WORK INSTRUCTIONS
Your task is to transcribe all of the data below exactly, omitting the images.

SUPPLIED MATERIAL
[start]
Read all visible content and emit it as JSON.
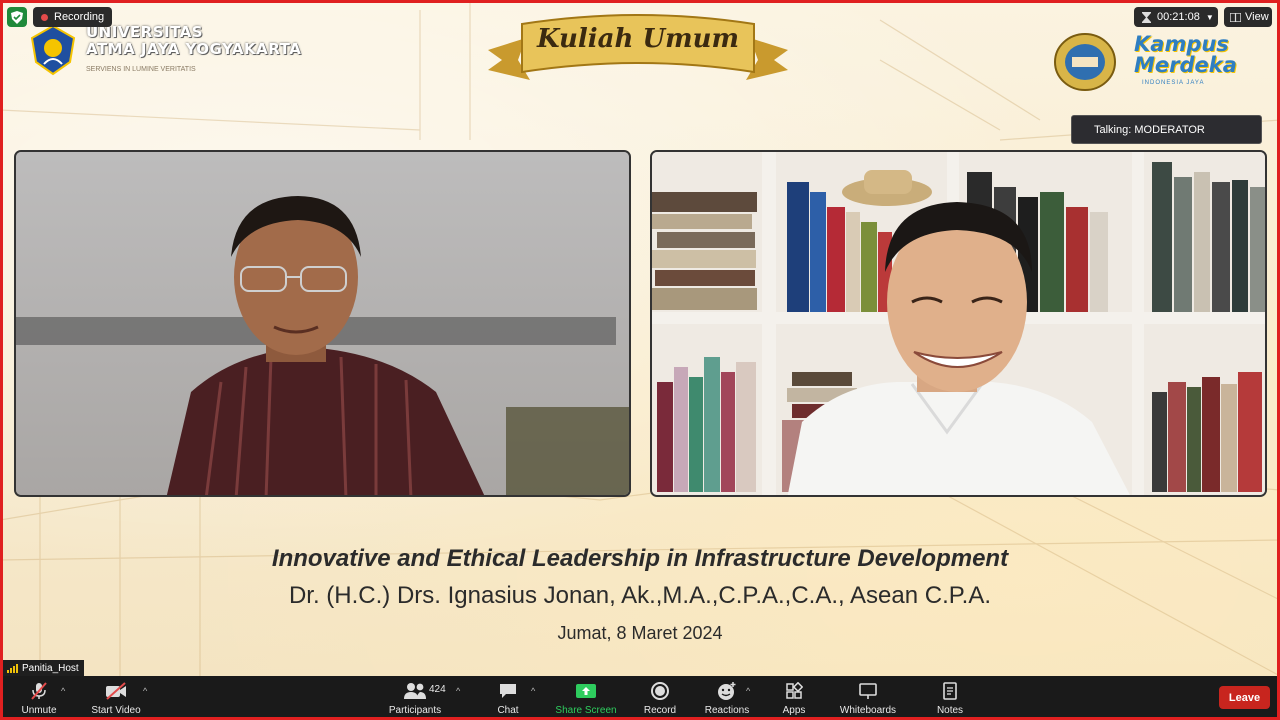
{
  "top_left": {
    "recording_label": "Recording"
  },
  "branding": {
    "university_line1": "UNIVERSITAS",
    "university_line2": "ATMA JAYA YOGYAKARTA",
    "university_tagline": "SERVIENS IN LUMINE VERITATIS",
    "event_banner": "Kuliah Umum",
    "kampus_line1": "Kampus",
    "kampus_line2": "Merdeka",
    "kampus_sub": "INDONESIA JAYA"
  },
  "top_right": {
    "timer": "00:21:08",
    "view_label": "View",
    "talking": "Talking: MODERATOR"
  },
  "captions": {
    "title": "Innovative and Ethical Leadership in Infrastructure Development",
    "speaker": "Dr. (H.C.) Drs. Ignasius Jonan, Ak.,M.A.,C.P.A.,C.A., Asean C.P.A.",
    "date": "Jumat, 8 Maret 2024"
  },
  "self_view": {
    "name": "Panitia_Host"
  },
  "toolbar": {
    "unmute": "Unmute",
    "start_video": "Start Video",
    "participants": "Participants",
    "participant_count": "424",
    "chat": "Chat",
    "share_screen": "Share Screen",
    "record": "Record",
    "reactions": "Reactions",
    "apps": "Apps",
    "whiteboards": "Whiteboards",
    "notes": "Notes",
    "leave": "Leave"
  },
  "colors": {
    "recording_frame": "#e02020",
    "share_green": "#2ecc5e",
    "leave_red": "#c8251e",
    "toolbar_bg": "#1a1a1a"
  }
}
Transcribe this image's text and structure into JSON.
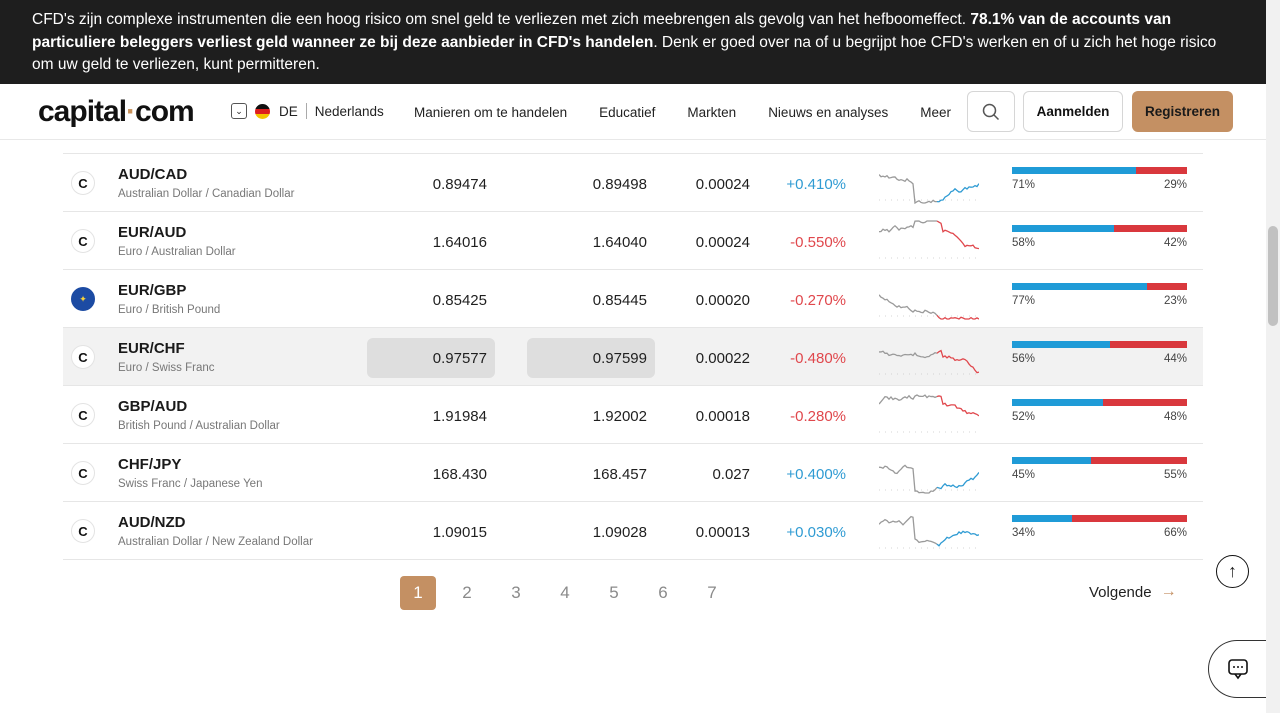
{
  "risk_banner": {
    "text_start": "CFD's zijn complexe instrumenten die een hoog risico om snel geld te verliezen met zich meebrengen als gevolg van het hefboomeffect. ",
    "text_bold": "78.1% van de accounts van particuliere beleggers verliest geld wanneer ze bij deze aanbieder in CFD's handelen",
    "text_end": ". Denk er goed over na of u begrijpt hoe CFD's werken en of u zich het hoge risico om uw geld te verliezen, kunt permitteren."
  },
  "header": {
    "logo_left": "capital",
    "logo_dot": "·",
    "logo_right": "com",
    "country_code": "DE",
    "language": "Nederlands",
    "nav": [
      "Manieren om te handelen",
      "Educatief",
      "Markten",
      "Nieuws en analyses",
      "Meer"
    ],
    "login_label": "Aanmelden",
    "register_label": "Registreren"
  },
  "table": {
    "rows": [
      {
        "symbol": "AUD/CAD",
        "description": "Australian Dollar / Canadian Dollar",
        "icon": "capital-logo",
        "sell": "0.89474",
        "buy": "0.89498",
        "spread": "0.00024",
        "change": "+0.410%",
        "direction": "up",
        "buy_pct": 71,
        "sell_pct": 29,
        "buy_label": "71%",
        "sell_label": "29%",
        "hover": false
      },
      {
        "symbol": "EUR/AUD",
        "description": "Euro / Australian Dollar",
        "icon": "capital-logo",
        "sell": "1.64016",
        "buy": "1.64040",
        "spread": "0.00024",
        "change": "-0.550%",
        "direction": "down",
        "buy_pct": 58,
        "sell_pct": 42,
        "buy_label": "58%",
        "sell_label": "42%",
        "hover": false
      },
      {
        "symbol": "EUR/GBP",
        "description": "Euro / British Pound",
        "icon": "eu-flag",
        "sell": "0.85425",
        "buy": "0.85445",
        "spread": "0.00020",
        "change": "-0.270%",
        "direction": "down",
        "buy_pct": 77,
        "sell_pct": 23,
        "buy_label": "77%",
        "sell_label": "23%",
        "hover": false
      },
      {
        "symbol": "EUR/CHF",
        "description": "Euro / Swiss Franc",
        "icon": "capital-logo",
        "sell": "0.97577",
        "buy": "0.97599",
        "spread": "0.00022",
        "change": "-0.480%",
        "direction": "down",
        "buy_pct": 56,
        "sell_pct": 44,
        "buy_label": "56%",
        "sell_label": "44%",
        "hover": true
      },
      {
        "symbol": "GBP/AUD",
        "description": "British Pound / Australian Dollar",
        "icon": "capital-logo",
        "sell": "1.91984",
        "buy": "1.92002",
        "spread": "0.00018",
        "change": "-0.280%",
        "direction": "down",
        "buy_pct": 52,
        "sell_pct": 48,
        "buy_label": "52%",
        "sell_label": "48%",
        "hover": false
      },
      {
        "symbol": "CHF/JPY",
        "description": "Swiss Franc / Japanese Yen",
        "icon": "capital-logo",
        "sell": "168.430",
        "buy": "168.457",
        "spread": "0.027",
        "change": "+0.400%",
        "direction": "up",
        "buy_pct": 45,
        "sell_pct": 55,
        "buy_label": "45%",
        "sell_label": "55%",
        "hover": false
      },
      {
        "symbol": "AUD/NZD",
        "description": "Australian Dollar / New Zealand Dollar",
        "icon": "capital-logo",
        "sell": "1.09015",
        "buy": "1.09028",
        "spread": "0.00013",
        "change": "+0.030%",
        "direction": "up",
        "buy_pct": 34,
        "sell_pct": 66,
        "buy_label": "34%",
        "sell_label": "66%",
        "hover": false
      }
    ]
  },
  "pagination": {
    "pages": [
      "1",
      "2",
      "3",
      "4",
      "5",
      "6",
      "7"
    ],
    "current": "1",
    "next_label": "Volgende"
  },
  "colors": {
    "accent": "#c49063",
    "positive": "#2f9bd3",
    "negative": "#e0474c",
    "sentiment_buy": "#1f9bd7",
    "sentiment_sell": "#d9383d",
    "banner_bg": "#1e1e1e"
  }
}
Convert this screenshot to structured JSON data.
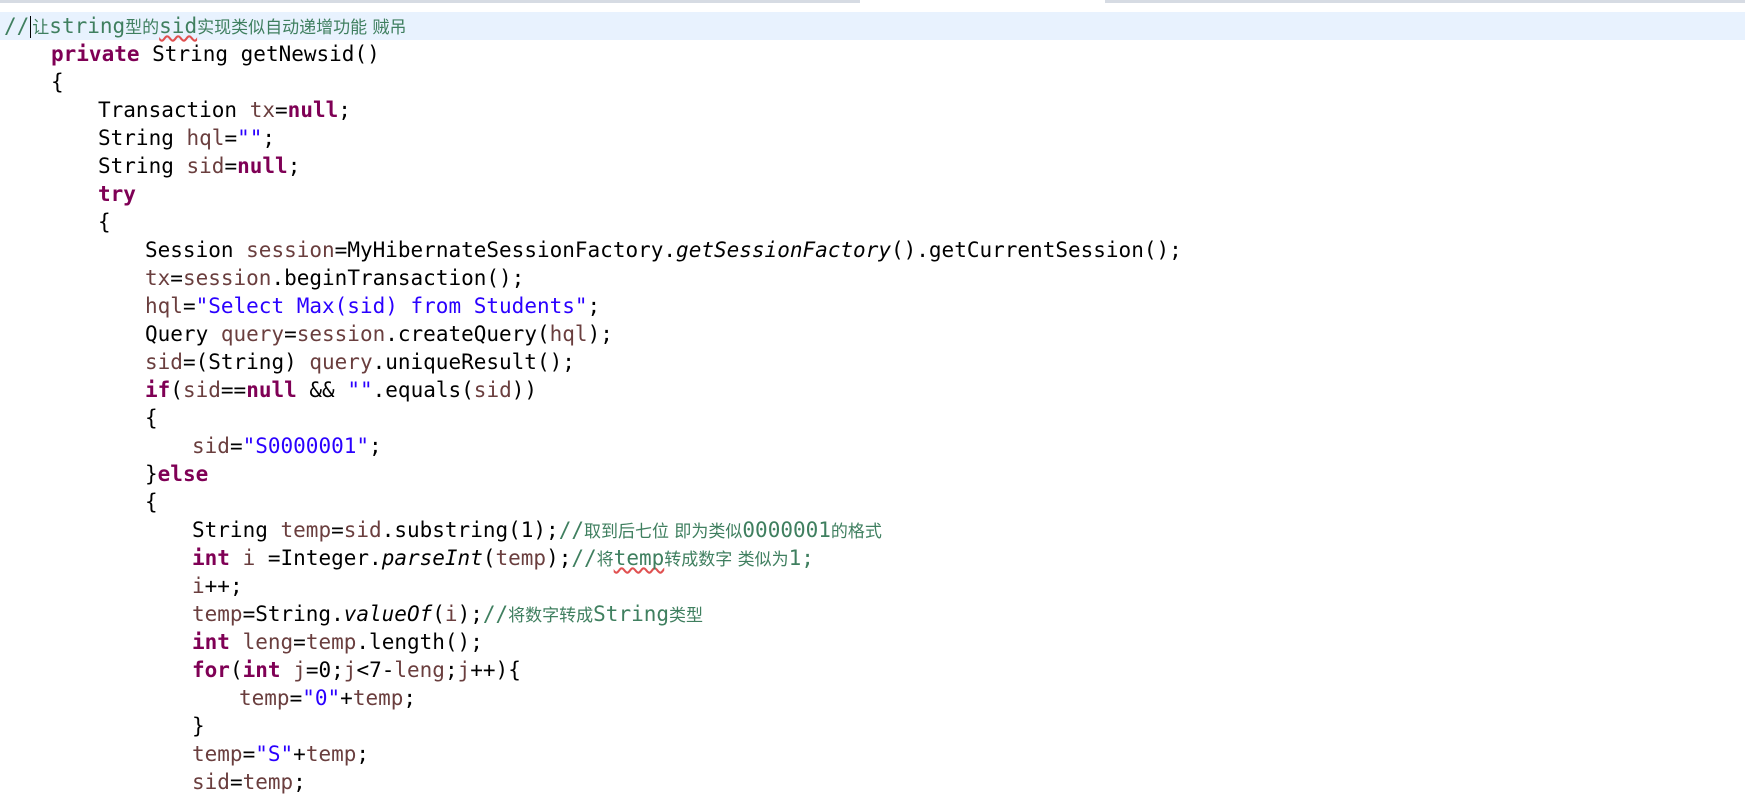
[end]
SOLUTION BELOW
Read all visible content and emit it as JSON.
{
  "top_left": {
    "recording_label": "Recording"
  },
  "branding": {
    "university_line1": "UNIVERSITAS",
    "university_line2": "ATMA JAYA YOGYAKARTA",
    "university_tagline": "SERVIENS IN LUMINE VERITATIS",
    "event_banner": "Kuliah Umum",
    "kampus_line1": "Kampus",
    "kampus_line2": "Merdeka",
    "kampus_sub": "INDONESIA JAYA"
  },
  "top_right": {
    "timer": "00:21:08",
    "view_label": "View",
    "talking": "Talking: MODERATOR"
  },
  "captions": {
    "title": "Innovative and Ethical Leadership in Infrastructure Development",
    "speaker": "Dr. (H.C.) Drs. Ignasius Jonan, Ak.,M.A.,C.P.A.,C.A., Asean C.P.A.",
    "date": "Jumat, 8 Maret 2024"
  },
  "self_view": {
    "name": "Panitia_Host"
  },
  "toolbar": {
    "unmute": "Unmute",
    "start_video": "Start Video",
    "participants": "Participants",
    "participant_count": "424",
    "chat": "Chat",
    "share_screen": "Share Screen",
    "record": "Record",
    "reactions": "Reactions",
    "apps": "Apps",
    "whiteboards": "Whiteboards",
    "notes": "Notes",
    "leave": "Leave"
  },
  "colors": {
    "recording_frame": "#e02020",
    "share_green": "#2ecc5e",
    "leave_red": "#c8251e",
    "toolbar_bg": "#1a1a1a"
  }
}
Transcribe this image's text and structure into JSON.
{
  "risk_banner": {
    "text_start": "CFD's zijn complexe instrumenten die een hoog risico om snel geld te verliezen met zich meebrengen als gevolg van het hefboomeffect. ",
    "text_bold": "78.1% van de accounts van particuliere beleggers verliest geld wanneer ze bij deze aanbieder in CFD's handelen",
    "text_end": ". Denk er goed over na of u begrijpt hoe CFD's werken en of u zich het hoge risico om uw geld te verliezen, kunt permitteren."
  },
  "header": {
    "logo_left": "capital",
    "logo_dot": "·",
    "logo_right": "com",
    "country_code": "DE",
    "language": "Nederlands",
    "nav": [
      "Manieren om te handelen",
      "Educatief",
      "Markten",
      "Nieuws en analyses",
      "Meer"
    ],
    "login_label": "Aanmelden",
    "register_label": "Registreren"
  },
  "table": {
    "rows": [
      {
        "symbol": "AUD/CAD",
        "description": "Australian Dollar / Canadian Dollar",
        "icon": "capital-logo",
        "sell": "0.89474",
        "buy": "0.89498",
        "spread": "0.00024",
        "change": "+0.410%",
        "direction": "up",
        "buy_pct": 71,
        "sell_pct": 29,
        "buy_label": "71%",
        "sell_label": "29%",
        "hover": false
      },
      {
        "symbol": "EUR/AUD",
        "description": "Euro / Australian Dollar",
        "icon": "capital-logo",
        "sell": "1.64016",
        "buy": "1.64040",
        "spread": "0.00024",
        "change": "-0.550%",
        "direction": "down",
        "buy_pct": 58,
        "sell_pct": 42,
        "buy_label": "58%",
        "sell_label": "42%",
        "hover": false
      },
      {
        "symbol": "EUR/GBP",
        "description": "Euro / British Pound",
        "icon": "eu-flag",
        "sell": "0.85425",
        "buy": "0.85445",
        "spread": "0.00020",
        "change": "-0.270%",
        "direction": "down",
        "buy_pct": 77,
        "sell_pct": 23,
        "buy_label": "77%",
        "sell_label": "23%",
        "hover": false
      },
      {
        "symbol": "EUR/CHF",
        "description": "Euro / Swiss Franc",
        "icon": "capital-logo",
        "sell": "0.97577",
        "buy": "0.97599",
        "spread": "0.00022",
        "change": "-0.480%",
        "direction": "down",
        "buy_pct": 56,
        "sell_pct": 44,
        "buy_label": "56%",
        "sell_label": "44%",
        "hover": true
      },
      {
        "symbol": "GBP/AUD",
        "description": "British Pound / Australian Dollar",
        "icon": "capital-logo",
        "sell": "1.91984",
        "buy": "1.92002",
        "spread": "0.00018",
        "change": "-0.280%",
        "direction": "down",
        "buy_pct": 52,
        "sell_pct": 48,
        "buy_label": "52%",
        "sell_label": "48%",
        "hover": false
      },
      {
        "symbol": "CHF/JPY",
        "description": "Swiss Franc / Japanese Yen",
        "icon": "capital-logo",
        "sell": "168.430",
        "buy": "168.457",
        "spread": "0.027",
        "change": "+0.400%",
        "direction": "up",
        "buy_pct": 45,
        "sell_pct": 55,
        "buy_label": "45%",
        "sell_label": "55%",
        "hover": false
      },
      {
        "symbol": "AUD/NZD",
        "description": "Australian Dollar / New Zealand Dollar",
        "icon": "capital-logo",
        "sell": "1.09015",
        "buy": "1.09028",
        "spread": "0.00013",
        "change": "+0.030%",
        "direction": "up",
        "buy_pct": 34,
        "sell_pct": 66,
        "buy_label": "34%",
        "sell_label": "66%",
        "hover": false
      }
    ]
  },
  "pagination": {
    "pages": [
      "1",
      "2",
      "3",
      "4",
      "5",
      "6",
      "7"
    ],
    "current": "1",
    "next_label": "Volgende"
  },
  "colors": {
    "accent": "#c49063",
    "positive": "#2f9bd3",
    "negative": "#e0474c",
    "sentiment_buy": "#1f9bd7",
    "sentiment_sell": "#d9383d",
    "banner_bg": "#1e1e1e"
  }
}
Convert this screenshot to structured JSON data.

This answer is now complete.